Problem description :: Every record must be repeated exactly; omit any pictures they contain.

Records for the task ::
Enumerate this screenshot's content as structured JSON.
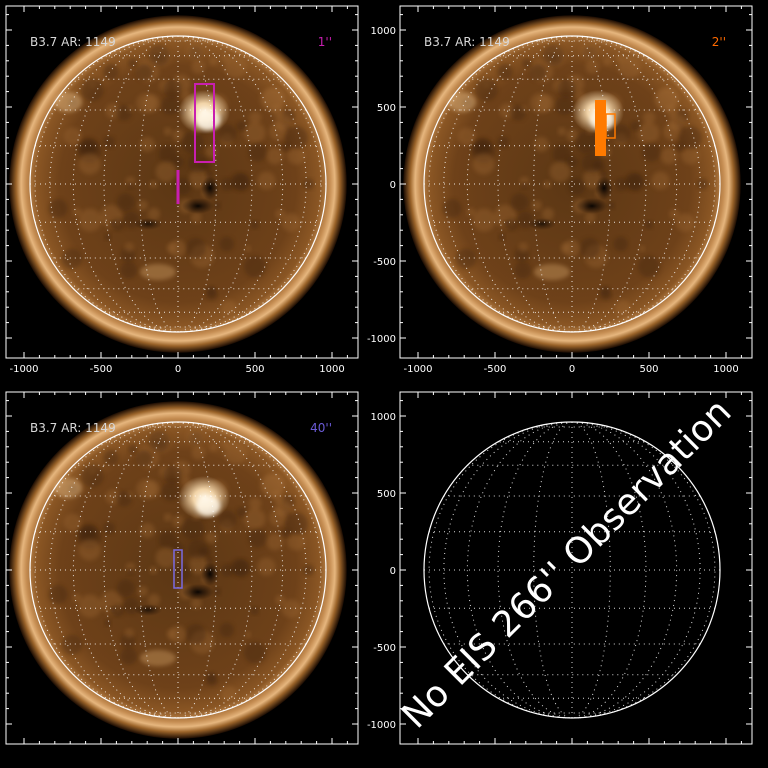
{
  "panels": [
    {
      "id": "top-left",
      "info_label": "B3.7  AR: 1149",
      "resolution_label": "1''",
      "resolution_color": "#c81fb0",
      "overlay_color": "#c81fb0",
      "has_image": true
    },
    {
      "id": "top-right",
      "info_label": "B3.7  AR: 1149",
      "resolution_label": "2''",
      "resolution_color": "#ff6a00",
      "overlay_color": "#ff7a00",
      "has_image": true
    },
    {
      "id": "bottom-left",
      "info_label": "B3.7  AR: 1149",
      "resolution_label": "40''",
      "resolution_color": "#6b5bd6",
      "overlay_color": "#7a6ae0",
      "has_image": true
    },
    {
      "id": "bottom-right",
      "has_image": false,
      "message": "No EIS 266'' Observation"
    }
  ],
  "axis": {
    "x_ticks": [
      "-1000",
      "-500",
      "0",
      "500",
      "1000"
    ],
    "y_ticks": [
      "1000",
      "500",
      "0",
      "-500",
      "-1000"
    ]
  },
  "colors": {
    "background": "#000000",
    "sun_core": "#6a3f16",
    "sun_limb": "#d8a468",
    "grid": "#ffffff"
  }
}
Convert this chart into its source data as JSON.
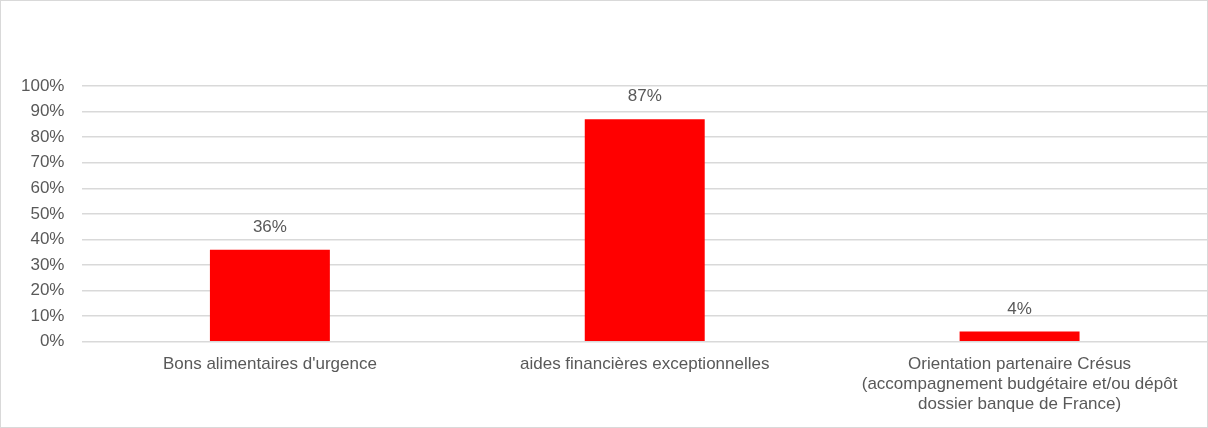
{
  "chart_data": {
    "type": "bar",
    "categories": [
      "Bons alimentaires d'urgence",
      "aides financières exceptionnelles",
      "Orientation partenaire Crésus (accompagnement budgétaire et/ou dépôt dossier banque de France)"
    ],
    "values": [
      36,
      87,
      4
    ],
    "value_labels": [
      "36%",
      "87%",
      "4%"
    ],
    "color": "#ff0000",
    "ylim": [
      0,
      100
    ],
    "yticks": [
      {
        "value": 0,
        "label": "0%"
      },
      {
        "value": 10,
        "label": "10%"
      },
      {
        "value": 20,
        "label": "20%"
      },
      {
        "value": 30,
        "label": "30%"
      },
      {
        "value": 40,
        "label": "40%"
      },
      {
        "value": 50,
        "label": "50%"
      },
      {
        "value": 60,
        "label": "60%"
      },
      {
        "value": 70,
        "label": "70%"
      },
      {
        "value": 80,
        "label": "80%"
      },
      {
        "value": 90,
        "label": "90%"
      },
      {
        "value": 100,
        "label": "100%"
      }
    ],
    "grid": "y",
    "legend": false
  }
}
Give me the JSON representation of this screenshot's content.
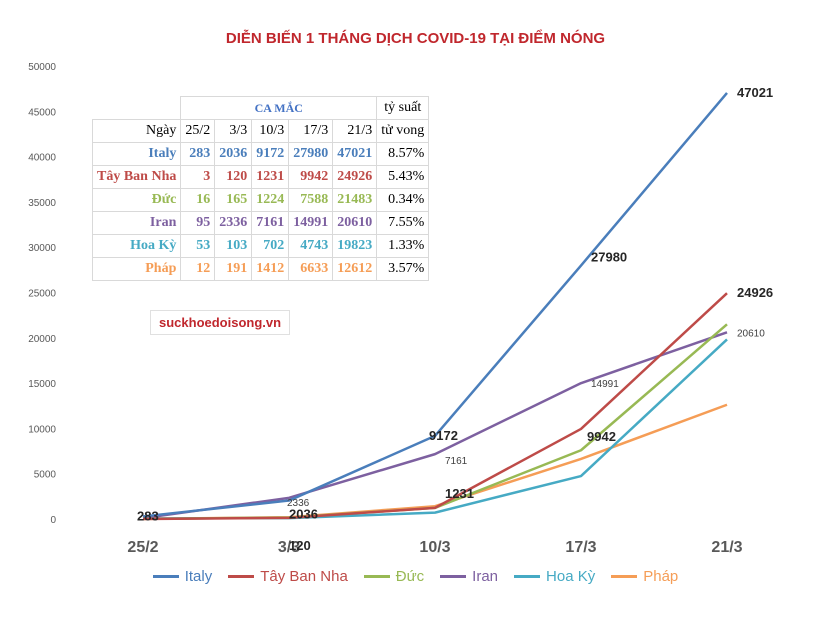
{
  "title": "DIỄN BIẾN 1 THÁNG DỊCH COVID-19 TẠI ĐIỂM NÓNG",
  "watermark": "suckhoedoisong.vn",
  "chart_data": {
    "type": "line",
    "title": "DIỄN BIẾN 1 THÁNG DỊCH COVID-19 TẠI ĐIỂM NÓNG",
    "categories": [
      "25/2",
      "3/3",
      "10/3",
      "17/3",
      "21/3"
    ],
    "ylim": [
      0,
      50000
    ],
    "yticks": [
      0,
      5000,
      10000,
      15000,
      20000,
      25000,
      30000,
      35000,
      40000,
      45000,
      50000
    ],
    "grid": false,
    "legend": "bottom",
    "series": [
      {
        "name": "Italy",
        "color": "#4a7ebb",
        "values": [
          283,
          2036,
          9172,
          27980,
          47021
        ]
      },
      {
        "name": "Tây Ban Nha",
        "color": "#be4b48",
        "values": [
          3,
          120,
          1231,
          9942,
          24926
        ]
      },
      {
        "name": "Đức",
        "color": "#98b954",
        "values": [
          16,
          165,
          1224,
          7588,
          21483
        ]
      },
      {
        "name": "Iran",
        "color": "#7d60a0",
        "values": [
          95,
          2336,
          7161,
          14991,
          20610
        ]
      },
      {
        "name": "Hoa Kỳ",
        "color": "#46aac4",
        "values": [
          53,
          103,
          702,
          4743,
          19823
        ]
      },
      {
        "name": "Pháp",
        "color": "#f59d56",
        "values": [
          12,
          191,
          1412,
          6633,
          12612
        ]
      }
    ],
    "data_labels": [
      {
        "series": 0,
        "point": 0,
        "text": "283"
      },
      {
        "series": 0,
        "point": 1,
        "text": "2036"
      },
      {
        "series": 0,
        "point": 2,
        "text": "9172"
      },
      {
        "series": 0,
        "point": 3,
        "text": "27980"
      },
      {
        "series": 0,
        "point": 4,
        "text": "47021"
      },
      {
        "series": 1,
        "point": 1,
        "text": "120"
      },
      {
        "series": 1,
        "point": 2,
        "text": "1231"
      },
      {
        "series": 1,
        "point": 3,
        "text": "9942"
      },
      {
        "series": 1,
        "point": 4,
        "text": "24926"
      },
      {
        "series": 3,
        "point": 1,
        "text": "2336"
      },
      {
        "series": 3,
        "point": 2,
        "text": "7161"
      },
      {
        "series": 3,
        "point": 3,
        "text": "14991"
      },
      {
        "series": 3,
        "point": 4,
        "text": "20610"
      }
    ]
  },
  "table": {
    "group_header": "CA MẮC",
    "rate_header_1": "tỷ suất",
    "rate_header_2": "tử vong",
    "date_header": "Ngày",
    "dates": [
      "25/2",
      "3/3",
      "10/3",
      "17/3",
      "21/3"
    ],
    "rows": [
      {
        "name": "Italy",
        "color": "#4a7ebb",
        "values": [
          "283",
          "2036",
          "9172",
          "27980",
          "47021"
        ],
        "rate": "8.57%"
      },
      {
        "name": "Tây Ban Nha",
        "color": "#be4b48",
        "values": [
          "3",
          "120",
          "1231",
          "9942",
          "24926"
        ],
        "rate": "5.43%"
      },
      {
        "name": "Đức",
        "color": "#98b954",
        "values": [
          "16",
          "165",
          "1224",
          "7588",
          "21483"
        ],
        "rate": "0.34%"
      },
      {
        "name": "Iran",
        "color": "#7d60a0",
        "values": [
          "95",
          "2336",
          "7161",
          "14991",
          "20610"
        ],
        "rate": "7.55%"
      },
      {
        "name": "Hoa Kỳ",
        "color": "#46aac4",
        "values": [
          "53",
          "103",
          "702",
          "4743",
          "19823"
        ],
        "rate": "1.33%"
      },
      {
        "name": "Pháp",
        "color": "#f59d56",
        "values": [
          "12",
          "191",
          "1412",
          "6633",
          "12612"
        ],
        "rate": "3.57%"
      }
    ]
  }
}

Result of this task ::
Enumerate this screenshot's content as structured JSON.
{
  "panels": [
    {
      "id": "top-left",
      "info_label": "B3.7  AR: 1149",
      "resolution_label": "1''",
      "resolution_color": "#c81fb0",
      "overlay_color": "#c81fb0",
      "has_image": true
    },
    {
      "id": "top-right",
      "info_label": "B3.7  AR: 1149",
      "resolution_label": "2''",
      "resolution_color": "#ff6a00",
      "overlay_color": "#ff7a00",
      "has_image": true
    },
    {
      "id": "bottom-left",
      "info_label": "B3.7  AR: 1149",
      "resolution_label": "40''",
      "resolution_color": "#6b5bd6",
      "overlay_color": "#7a6ae0",
      "has_image": true
    },
    {
      "id": "bottom-right",
      "has_image": false,
      "message": "No EIS 266'' Observation"
    }
  ],
  "axis": {
    "x_ticks": [
      "-1000",
      "-500",
      "0",
      "500",
      "1000"
    ],
    "y_ticks": [
      "1000",
      "500",
      "0",
      "-500",
      "-1000"
    ]
  },
  "colors": {
    "background": "#000000",
    "sun_core": "#6a3f16",
    "sun_limb": "#d8a468",
    "grid": "#ffffff"
  }
}
Convert this chart into its source data as JSON.
{
  "chart_data": {
    "type": "bar",
    "categories": [
      "Bons alimentaires d'urgence",
      "aides financières exceptionnelles",
      "Orientation partenaire Crésus (accompagnement budgétaire et/ou dépôt dossier banque de France)"
    ],
    "values": [
      36,
      87,
      4
    ],
    "value_labels": [
      "36%",
      "87%",
      "4%"
    ],
    "color": "#ff0000",
    "ylim": [
      0,
      100
    ],
    "yticks": [
      {
        "value": 0,
        "label": "0%"
      },
      {
        "value": 10,
        "label": "10%"
      },
      {
        "value": 20,
        "label": "20%"
      },
      {
        "value": 30,
        "label": "30%"
      },
      {
        "value": 40,
        "label": "40%"
      },
      {
        "value": 50,
        "label": "50%"
      },
      {
        "value": 60,
        "label": "60%"
      },
      {
        "value": 70,
        "label": "70%"
      },
      {
        "value": 80,
        "label": "80%"
      },
      {
        "value": 90,
        "label": "90%"
      },
      {
        "value": 100,
        "label": "100%"
      }
    ],
    "grid": "y",
    "legend": false
  }
}
Give me the JSON representation of this screenshot's content.
{
  "title": "DIỄN BIẾN 1 THÁNG DỊCH COVID-19 TẠI ĐIỂM NÓNG",
  "watermark": "suckhoedoisong.vn",
  "chart_data": {
    "type": "line",
    "title": "DIỄN BIẾN 1 THÁNG DỊCH COVID-19 TẠI ĐIỂM NÓNG",
    "categories": [
      "25/2",
      "3/3",
      "10/3",
      "17/3",
      "21/3"
    ],
    "ylim": [
      0,
      50000
    ],
    "yticks": [
      0,
      5000,
      10000,
      15000,
      20000,
      25000,
      30000,
      35000,
      40000,
      45000,
      50000
    ],
    "grid": false,
    "legend": "bottom",
    "series": [
      {
        "name": "Italy",
        "color": "#4a7ebb",
        "values": [
          283,
          2036,
          9172,
          27980,
          47021
        ]
      },
      {
        "name": "Tây Ban Nha",
        "color": "#be4b48",
        "values": [
          3,
          120,
          1231,
          9942,
          24926
        ]
      },
      {
        "name": "Đức",
        "color": "#98b954",
        "values": [
          16,
          165,
          1224,
          7588,
          21483
        ]
      },
      {
        "name": "Iran",
        "color": "#7d60a0",
        "values": [
          95,
          2336,
          7161,
          14991,
          20610
        ]
      },
      {
        "name": "Hoa Kỳ",
        "color": "#46aac4",
        "values": [
          53,
          103,
          702,
          4743,
          19823
        ]
      },
      {
        "name": "Pháp",
        "color": "#f59d56",
        "values": [
          12,
          191,
          1412,
          6633,
          12612
        ]
      }
    ],
    "data_labels": [
      {
        "series": 0,
        "point": 0,
        "text": "283"
      },
      {
        "series": 0,
        "point": 1,
        "text": "2036"
      },
      {
        "series": 0,
        "point": 2,
        "text": "9172"
      },
      {
        "series": 0,
        "point": 3,
        "text": "27980"
      },
      {
        "series": 0,
        "point": 4,
        "text": "47021"
      },
      {
        "series": 1,
        "point": 1,
        "text": "120"
      },
      {
        "series": 1,
        "point": 2,
        "text": "1231"
      },
      {
        "series": 1,
        "point": 3,
        "text": "9942"
      },
      {
        "series": 1,
        "point": 4,
        "text": "24926"
      },
      {
        "series": 3,
        "point": 1,
        "text": "2336"
      },
      {
        "series": 3,
        "point": 2,
        "text": "7161"
      },
      {
        "series": 3,
        "point": 3,
        "text": "14991"
      },
      {
        "series": 3,
        "point": 4,
        "text": "20610"
      }
    ]
  },
  "table": {
    "group_header": "CA MẮC",
    "rate_header_1": "tỷ suất",
    "rate_header_2": "tử vong",
    "date_header": "Ngày",
    "dates": [
      "25/2",
      "3/3",
      "10/3",
      "17/3",
      "21/3"
    ],
    "rows": [
      {
        "name": "Italy",
        "color": "#4a7ebb",
        "values": [
          "283",
          "2036",
          "9172",
          "27980",
          "47021"
        ],
        "rate": "8.57%"
      },
      {
        "name": "Tây Ban Nha",
        "color": "#be4b48",
        "values": [
          "3",
          "120",
          "1231",
          "9942",
          "24926"
        ],
        "rate": "5.43%"
      },
      {
        "name": "Đức",
        "color": "#98b954",
        "values": [
          "16",
          "165",
          "1224",
          "7588",
          "21483"
        ],
        "rate": "0.34%"
      },
      {
        "name": "Iran",
        "color": "#7d60a0",
        "values": [
          "95",
          "2336",
          "7161",
          "14991",
          "20610"
        ],
        "rate": "7.55%"
      },
      {
        "name": "Hoa Kỳ",
        "color": "#46aac4",
        "values": [
          "53",
          "103",
          "702",
          "4743",
          "19823"
        ],
        "rate": "1.33%"
      },
      {
        "name": "Pháp",
        "color": "#f59d56",
        "values": [
          "12",
          "191",
          "1412",
          "6633",
          "12612"
        ],
        "rate": "3.57%"
      }
    ]
  }
}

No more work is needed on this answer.